**Data items**

* begin *

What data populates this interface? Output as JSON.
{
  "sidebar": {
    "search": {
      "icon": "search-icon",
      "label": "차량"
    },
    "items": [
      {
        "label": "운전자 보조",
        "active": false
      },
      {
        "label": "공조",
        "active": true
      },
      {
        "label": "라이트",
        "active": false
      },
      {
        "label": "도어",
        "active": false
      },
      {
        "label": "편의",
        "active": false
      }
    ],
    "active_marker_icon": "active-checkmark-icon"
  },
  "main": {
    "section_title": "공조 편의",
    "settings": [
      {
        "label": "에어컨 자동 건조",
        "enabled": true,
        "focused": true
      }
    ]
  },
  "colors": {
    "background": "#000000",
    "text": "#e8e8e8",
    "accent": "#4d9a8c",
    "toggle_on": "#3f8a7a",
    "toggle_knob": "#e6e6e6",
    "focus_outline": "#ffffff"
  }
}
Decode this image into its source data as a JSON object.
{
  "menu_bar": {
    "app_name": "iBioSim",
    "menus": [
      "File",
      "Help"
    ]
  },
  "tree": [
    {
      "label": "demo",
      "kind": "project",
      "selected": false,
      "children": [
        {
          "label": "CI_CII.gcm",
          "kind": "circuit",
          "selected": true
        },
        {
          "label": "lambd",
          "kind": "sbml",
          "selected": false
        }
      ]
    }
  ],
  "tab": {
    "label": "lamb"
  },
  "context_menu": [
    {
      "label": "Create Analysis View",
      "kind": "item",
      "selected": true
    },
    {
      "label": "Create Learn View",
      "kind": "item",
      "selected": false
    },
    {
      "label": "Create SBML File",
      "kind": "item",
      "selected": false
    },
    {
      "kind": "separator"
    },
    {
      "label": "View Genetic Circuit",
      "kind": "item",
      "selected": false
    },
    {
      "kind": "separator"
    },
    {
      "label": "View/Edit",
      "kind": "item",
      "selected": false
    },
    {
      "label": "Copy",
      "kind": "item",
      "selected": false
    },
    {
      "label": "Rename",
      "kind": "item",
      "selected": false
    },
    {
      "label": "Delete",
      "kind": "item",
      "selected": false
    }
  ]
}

* end *

**Exercise**
Collect each line of the entries that has the word "View", copying it in full.

**Result for this exercise**
      "label": "Create Analysis View",
      "label": "Create Learn View",
      "label": "View Genetic Circuit",
      "label": "View/Edit",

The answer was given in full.